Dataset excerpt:
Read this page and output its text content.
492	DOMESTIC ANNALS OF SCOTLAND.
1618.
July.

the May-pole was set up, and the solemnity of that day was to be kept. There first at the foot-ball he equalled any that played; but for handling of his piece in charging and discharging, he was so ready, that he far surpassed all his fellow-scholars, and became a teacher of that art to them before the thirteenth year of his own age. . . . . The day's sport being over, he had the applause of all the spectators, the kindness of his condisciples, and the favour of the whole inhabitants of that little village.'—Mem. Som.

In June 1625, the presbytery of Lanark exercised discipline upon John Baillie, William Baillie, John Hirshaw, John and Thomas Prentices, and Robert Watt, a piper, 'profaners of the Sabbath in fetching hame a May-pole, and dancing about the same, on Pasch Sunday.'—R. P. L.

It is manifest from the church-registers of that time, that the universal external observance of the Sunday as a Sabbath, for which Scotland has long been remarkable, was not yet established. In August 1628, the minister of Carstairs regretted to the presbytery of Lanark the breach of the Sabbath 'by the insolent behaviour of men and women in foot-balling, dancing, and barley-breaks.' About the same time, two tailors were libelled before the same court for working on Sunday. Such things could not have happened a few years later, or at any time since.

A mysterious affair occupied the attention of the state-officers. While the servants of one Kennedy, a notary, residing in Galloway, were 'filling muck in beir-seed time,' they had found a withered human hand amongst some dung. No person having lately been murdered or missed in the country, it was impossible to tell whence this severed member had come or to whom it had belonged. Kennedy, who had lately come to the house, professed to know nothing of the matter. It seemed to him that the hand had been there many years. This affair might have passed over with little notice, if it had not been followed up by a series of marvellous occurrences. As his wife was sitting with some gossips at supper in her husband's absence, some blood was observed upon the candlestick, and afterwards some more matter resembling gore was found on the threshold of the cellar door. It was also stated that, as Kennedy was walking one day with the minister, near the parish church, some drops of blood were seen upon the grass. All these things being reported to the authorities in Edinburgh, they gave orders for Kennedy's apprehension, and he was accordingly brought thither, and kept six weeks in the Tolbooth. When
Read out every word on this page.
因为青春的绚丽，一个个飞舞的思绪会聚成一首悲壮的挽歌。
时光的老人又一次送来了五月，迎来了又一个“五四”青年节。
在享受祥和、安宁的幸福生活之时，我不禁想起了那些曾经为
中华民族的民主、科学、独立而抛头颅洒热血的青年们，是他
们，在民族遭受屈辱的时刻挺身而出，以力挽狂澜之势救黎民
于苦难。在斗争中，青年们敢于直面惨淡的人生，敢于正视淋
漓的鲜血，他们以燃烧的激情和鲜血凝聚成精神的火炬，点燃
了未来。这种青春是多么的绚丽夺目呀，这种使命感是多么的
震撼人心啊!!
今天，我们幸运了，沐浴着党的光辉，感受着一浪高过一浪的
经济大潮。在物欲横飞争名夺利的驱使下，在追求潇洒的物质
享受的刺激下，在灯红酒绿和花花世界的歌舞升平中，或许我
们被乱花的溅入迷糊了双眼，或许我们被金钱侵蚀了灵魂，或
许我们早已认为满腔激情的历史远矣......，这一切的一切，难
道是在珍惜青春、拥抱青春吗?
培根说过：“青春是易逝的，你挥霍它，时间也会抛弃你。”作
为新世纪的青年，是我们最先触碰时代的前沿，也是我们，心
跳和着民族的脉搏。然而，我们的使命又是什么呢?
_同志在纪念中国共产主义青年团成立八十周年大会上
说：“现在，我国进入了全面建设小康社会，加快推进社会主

Task to complete: Write out every line exactly as it stands.

Result of this exercise:
Read this page and output its text content.
492	DOMESTIC ANNALS OF SCOTLAND.
1618.
July.

the May-pole was set up, and the solemnity of that day was to be kept. There first at the foot-ball he equalled any that played; but for handling of his piece in charging and discharging, he was so ready, that he far surpassed all his fellow-scholars, and became a teacher of that art to them before the thirteenth year of his own age. . . . . The day's sport being over, he had the applause of all the spectators, the kindness of his condisciples, and the favour of the whole inhabitants of that little village.'—Mem. Som.

In June 1625, the presbytery of Lanark exercised discipline upon John Baillie, William Baillie, John Hirshaw, John and Thomas Prentices, and Robert Watt, a piper, 'profaners of the Sabbath in fetching hame a May-pole, and dancing about the same, on Pasch Sunday.'—R. P. L.

It is manifest from the church-registers of that time, that the universal external observance of the Sunday as a Sabbath, for which Scotland has long been remarkable, was not yet established. In August 1628, the minister of Carstairs regretted to the presbytery of Lanark the breach of the Sabbath 'by the insolent behaviour of men and women in foot-balling, dancing, and barley-breaks.' About the same time, two tailors were libelled before the same court for working on Sunday. Such things could not have happened a few years later, or at any time since.

A mysterious affair occupied the attention of the state-officers. While the servants of one Kennedy, a notary, residing in Galloway, were 'filling muck in beir-seed time,' they had found a withered human hand amongst some dung. No person having lately been murdered or missed in the country, it was impossible to tell whence this severed member had come or to whom it had belonged. Kennedy, who had lately come to the house, professed to know nothing of the matter. It seemed to him that the hand had been there many years. This affair might have passed over with little notice, if it had not been followed up by a series of marvellous occurrences. As his wife was sitting with some gossips at supper in her husband's absence, some blood was observed upon the candlestick, and afterwards some more matter resembling gore was found on the threshold of the cellar door. It was also stated that, as Kennedy was walking one day with the minister, near the parish church, some drops of blood were seen upon the grass. All these things being reported to the authorities in Edinburgh, they gave orders for Kennedy's apprehension, and he was accordingly brought thither, and kept six weeks in the Tolbooth. When
Read out every word on this page.
因为青春的绚丽，一个个飞舞的思绪会聚成一首悲壮的挽歌。
时光的老人又一次送来了五月，迎来了又一个“五四”青年节。
在享受祥和、安宁的幸福生活之时，我不禁想起了那些曾经为
中华民族的民主、科学、独立而抛头颅洒热血的青年们，是他
们，在民族遭受屈辱的时刻挺身而出，以力挽狂澜之势救黎民
于苦难。在斗争中，青年们敢于直面惨淡的人生，敢于正视淋
漓的鲜血，他们以燃烧的激情和鲜血凝聚成精神的火炬，点燃
了未来。这种青春是多么的绚丽夺目呀，这种使命感是多么的
震撼人心啊!!
今天，我们幸运了，沐浴着党的光辉，感受着一浪高过一浪的
经济大潮。在物欲横飞争名夺利的驱使下，在追求潇洒的物质
享受的刺激下，在灯红酒绿和花花世界的歌舞升平中，或许我
们被乱花的溅入迷糊了双眼，或许我们被金钱侵蚀了灵魂，或
许我们早已认为满腔激情的历史远矣......，这一切的一切，难
道是在珍惜青春、拥抱青春吗?
培根说过：“青春是易逝的，你挥霍它，时间也会抛弃你。”作
为新世纪的青年，是我们最先触碰时代的前沿，也是我们，心
跳和着民族的脉搏。然而，我们的使命又是什么呢?
_同志在纪念中国共产主义青年团成立八十周年大会上
说：“现在，我国进入了全面建设小康社会，加快推进社会主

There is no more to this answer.